## [GOAL]
Return all lines that include the string "SGNF".

>> Begin

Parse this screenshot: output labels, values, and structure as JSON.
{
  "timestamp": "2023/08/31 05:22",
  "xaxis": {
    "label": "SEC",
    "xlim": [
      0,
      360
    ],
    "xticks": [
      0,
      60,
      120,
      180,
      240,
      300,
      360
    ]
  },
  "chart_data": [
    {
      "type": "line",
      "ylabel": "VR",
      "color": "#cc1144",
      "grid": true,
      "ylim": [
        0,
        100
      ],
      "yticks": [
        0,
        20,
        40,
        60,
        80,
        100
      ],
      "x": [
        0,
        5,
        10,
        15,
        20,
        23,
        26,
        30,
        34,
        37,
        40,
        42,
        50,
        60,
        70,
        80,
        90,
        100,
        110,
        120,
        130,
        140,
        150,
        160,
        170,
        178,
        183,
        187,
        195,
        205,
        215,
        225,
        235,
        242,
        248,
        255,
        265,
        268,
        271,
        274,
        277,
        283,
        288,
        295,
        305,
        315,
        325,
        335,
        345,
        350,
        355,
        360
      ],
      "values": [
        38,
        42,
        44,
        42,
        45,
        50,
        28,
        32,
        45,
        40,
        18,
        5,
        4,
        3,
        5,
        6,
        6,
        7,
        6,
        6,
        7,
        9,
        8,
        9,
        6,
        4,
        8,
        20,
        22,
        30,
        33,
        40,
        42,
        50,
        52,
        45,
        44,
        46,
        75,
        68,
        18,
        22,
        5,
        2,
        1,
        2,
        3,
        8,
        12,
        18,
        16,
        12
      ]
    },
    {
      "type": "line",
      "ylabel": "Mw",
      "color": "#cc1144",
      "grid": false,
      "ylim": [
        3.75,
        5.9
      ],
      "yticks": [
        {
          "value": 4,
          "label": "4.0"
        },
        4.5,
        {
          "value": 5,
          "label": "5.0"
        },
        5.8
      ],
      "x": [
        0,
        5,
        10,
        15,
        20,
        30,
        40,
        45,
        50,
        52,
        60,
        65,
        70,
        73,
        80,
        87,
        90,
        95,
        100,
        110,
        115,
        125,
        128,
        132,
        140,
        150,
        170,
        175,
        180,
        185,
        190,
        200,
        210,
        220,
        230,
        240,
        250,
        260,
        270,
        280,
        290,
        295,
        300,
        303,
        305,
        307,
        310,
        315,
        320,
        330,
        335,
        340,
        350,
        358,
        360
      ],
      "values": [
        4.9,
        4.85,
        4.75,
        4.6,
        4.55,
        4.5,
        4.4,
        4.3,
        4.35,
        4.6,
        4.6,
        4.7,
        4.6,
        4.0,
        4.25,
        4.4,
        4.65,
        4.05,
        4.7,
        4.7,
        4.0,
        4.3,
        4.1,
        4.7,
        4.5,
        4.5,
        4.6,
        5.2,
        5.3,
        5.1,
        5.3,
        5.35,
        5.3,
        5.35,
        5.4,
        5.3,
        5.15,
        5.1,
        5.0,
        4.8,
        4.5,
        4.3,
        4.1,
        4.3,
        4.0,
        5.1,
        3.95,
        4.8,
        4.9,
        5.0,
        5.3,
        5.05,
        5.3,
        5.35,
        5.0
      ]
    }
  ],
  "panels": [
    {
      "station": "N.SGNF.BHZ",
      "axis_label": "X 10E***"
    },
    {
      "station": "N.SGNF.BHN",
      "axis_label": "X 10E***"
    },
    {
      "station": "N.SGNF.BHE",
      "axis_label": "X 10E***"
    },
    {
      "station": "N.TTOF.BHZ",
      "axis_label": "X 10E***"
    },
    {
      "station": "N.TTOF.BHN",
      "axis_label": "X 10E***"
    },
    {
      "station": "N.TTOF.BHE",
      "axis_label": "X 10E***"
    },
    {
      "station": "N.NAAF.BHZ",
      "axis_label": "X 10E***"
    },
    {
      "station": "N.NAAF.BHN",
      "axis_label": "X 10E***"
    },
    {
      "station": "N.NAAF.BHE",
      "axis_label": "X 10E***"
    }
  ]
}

>> End

## [THE REPLY]
      "station": "N.SGNF.BHZ",
      "station": "N.SGNF.BHN",
      "station": "N.SGNF.BHE",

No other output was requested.